• _THE PROBLEM_
Scan the data for lines with "俭以养德" and report the count by itself.

### RECORDS SHOWN ###

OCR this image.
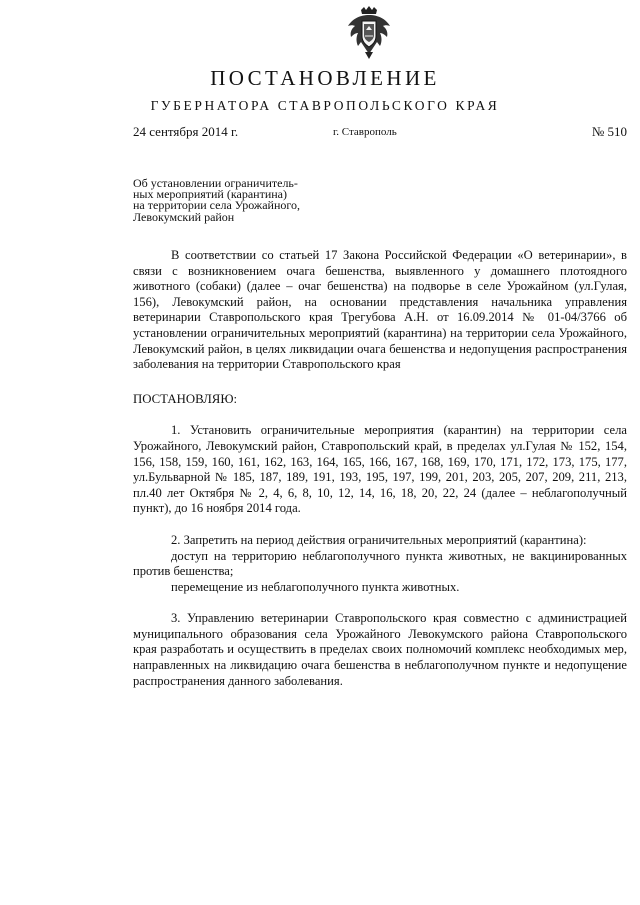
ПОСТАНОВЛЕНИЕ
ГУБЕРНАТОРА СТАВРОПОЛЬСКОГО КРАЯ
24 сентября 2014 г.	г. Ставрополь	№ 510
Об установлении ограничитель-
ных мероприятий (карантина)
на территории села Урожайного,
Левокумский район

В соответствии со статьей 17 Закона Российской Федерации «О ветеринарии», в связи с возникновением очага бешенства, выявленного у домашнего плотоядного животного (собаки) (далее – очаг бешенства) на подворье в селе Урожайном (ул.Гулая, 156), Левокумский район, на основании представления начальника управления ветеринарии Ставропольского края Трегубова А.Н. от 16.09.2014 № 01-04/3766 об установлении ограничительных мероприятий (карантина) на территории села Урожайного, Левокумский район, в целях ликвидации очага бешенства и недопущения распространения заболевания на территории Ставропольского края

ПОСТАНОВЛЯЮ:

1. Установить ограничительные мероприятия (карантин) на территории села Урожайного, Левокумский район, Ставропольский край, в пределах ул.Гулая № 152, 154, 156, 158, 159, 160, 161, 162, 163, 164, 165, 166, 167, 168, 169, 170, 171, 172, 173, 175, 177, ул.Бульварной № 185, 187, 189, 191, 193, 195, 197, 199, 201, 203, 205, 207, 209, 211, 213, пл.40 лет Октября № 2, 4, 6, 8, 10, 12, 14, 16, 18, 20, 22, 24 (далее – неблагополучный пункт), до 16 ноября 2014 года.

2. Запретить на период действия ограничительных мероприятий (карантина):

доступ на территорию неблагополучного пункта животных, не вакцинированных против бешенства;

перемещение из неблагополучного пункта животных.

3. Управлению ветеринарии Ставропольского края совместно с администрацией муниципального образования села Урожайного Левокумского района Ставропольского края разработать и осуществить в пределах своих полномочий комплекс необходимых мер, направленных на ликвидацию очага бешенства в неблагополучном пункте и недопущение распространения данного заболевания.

###
### RECORDS SHOWN ###

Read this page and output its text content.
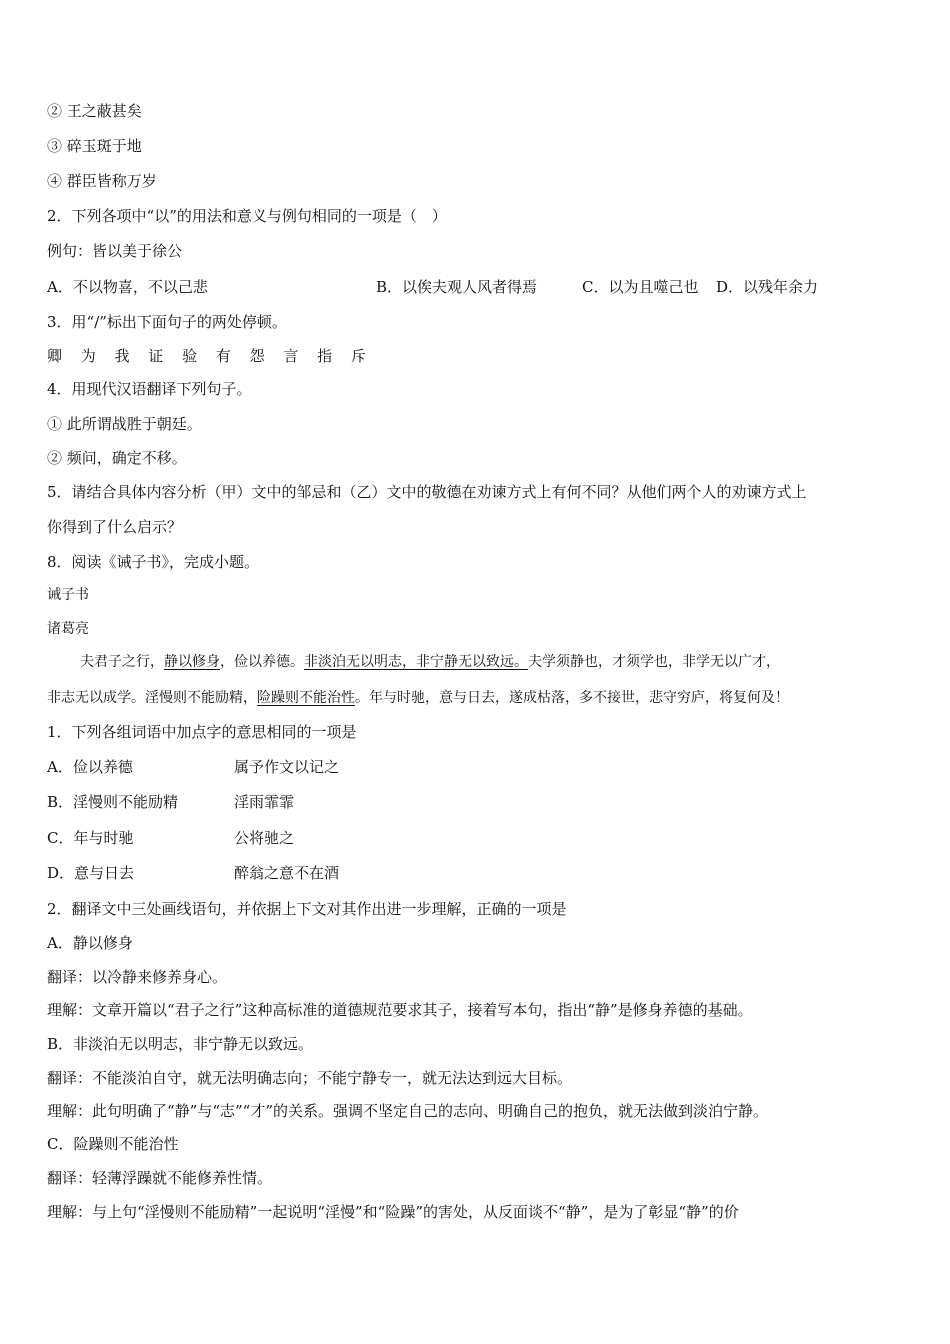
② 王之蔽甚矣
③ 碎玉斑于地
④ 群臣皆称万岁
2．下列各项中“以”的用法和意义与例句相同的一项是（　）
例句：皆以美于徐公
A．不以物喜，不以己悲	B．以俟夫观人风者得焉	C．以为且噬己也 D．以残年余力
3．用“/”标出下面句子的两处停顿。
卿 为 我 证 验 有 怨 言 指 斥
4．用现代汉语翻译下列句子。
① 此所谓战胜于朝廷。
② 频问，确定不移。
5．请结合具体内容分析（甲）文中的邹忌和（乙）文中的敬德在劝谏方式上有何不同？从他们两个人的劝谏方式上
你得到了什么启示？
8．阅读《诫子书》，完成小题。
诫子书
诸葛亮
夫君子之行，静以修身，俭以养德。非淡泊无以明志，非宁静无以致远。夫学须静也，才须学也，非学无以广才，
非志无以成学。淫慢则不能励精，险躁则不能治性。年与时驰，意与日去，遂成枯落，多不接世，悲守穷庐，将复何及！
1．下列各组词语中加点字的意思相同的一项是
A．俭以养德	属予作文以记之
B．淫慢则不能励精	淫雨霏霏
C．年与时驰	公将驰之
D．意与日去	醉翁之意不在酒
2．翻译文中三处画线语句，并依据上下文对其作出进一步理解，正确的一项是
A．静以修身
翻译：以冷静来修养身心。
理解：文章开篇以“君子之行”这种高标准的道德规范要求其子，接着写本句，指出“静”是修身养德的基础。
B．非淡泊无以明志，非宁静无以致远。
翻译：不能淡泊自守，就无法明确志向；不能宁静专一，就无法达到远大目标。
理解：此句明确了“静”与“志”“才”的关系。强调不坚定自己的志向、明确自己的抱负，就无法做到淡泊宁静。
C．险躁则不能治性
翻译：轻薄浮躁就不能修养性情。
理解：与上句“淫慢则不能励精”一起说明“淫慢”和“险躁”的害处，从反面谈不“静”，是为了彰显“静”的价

###
### RECORDS SHOWN ###

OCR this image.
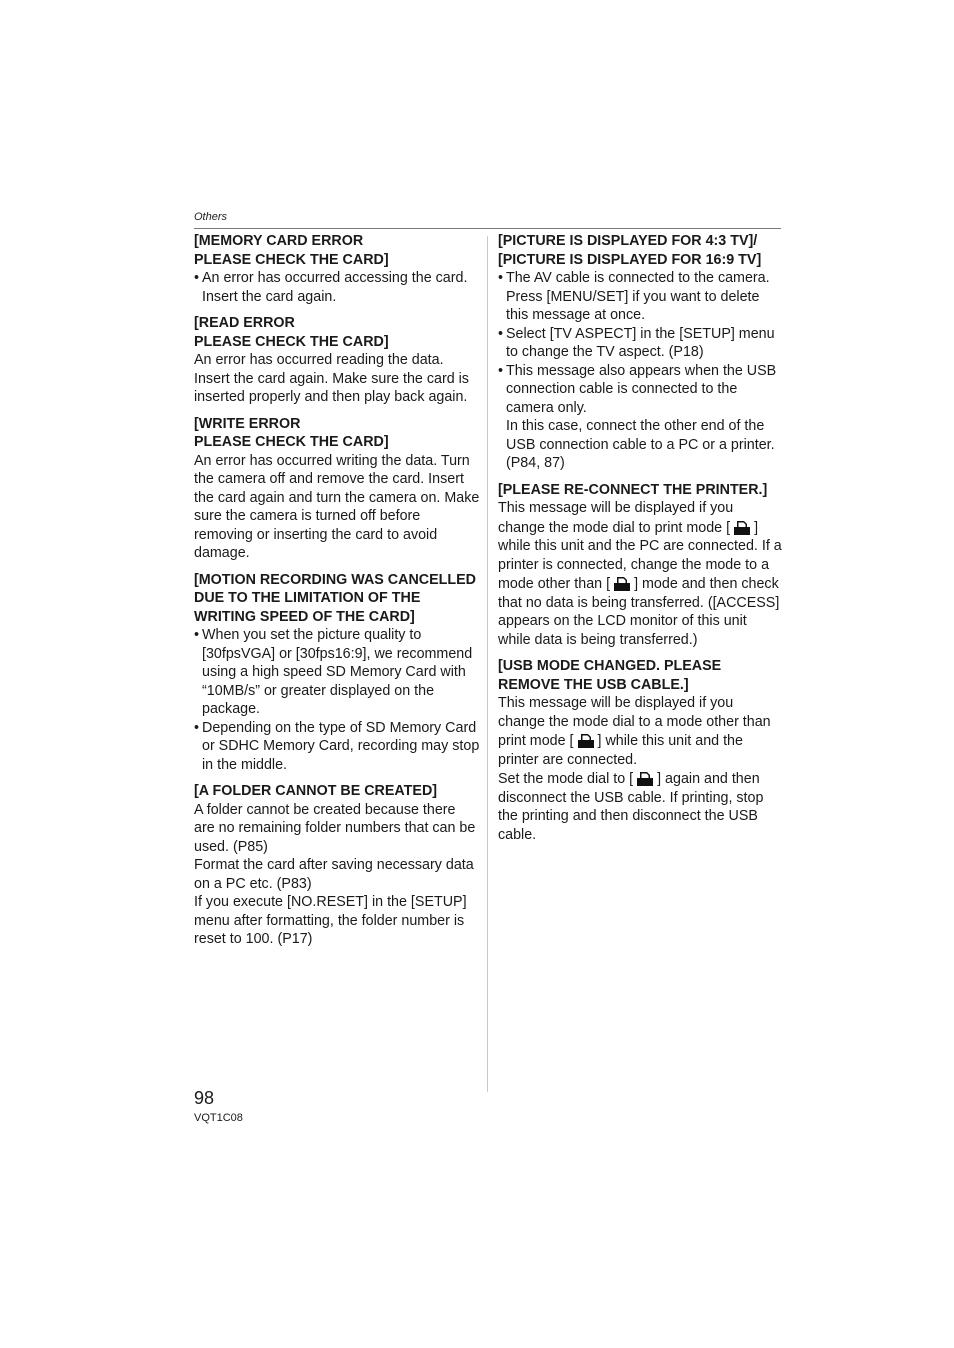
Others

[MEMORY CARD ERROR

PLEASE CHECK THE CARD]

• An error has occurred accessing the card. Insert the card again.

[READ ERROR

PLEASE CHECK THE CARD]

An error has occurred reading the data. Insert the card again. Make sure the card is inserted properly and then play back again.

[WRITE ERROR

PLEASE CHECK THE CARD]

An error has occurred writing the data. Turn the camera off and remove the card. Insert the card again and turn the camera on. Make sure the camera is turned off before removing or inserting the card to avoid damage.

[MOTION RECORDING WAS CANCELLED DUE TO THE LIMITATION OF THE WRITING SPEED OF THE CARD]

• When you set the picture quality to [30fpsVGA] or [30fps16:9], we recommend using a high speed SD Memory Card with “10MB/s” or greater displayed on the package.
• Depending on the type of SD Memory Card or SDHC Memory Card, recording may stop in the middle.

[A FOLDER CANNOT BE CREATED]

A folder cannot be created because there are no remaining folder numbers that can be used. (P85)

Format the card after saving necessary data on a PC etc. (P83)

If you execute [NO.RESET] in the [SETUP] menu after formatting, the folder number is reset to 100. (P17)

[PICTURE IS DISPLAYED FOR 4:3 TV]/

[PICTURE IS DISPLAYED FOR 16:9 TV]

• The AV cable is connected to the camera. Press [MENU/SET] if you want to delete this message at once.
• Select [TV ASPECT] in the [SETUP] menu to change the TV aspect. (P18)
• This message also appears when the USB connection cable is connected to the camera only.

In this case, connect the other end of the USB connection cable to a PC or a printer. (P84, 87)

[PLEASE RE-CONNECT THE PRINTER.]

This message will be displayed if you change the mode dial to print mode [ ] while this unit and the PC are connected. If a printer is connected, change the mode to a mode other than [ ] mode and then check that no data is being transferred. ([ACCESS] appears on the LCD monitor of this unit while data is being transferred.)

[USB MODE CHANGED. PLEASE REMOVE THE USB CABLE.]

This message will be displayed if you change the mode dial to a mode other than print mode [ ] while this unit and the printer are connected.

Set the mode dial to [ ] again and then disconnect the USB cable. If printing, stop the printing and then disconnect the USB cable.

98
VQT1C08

###

• _RESULT_
2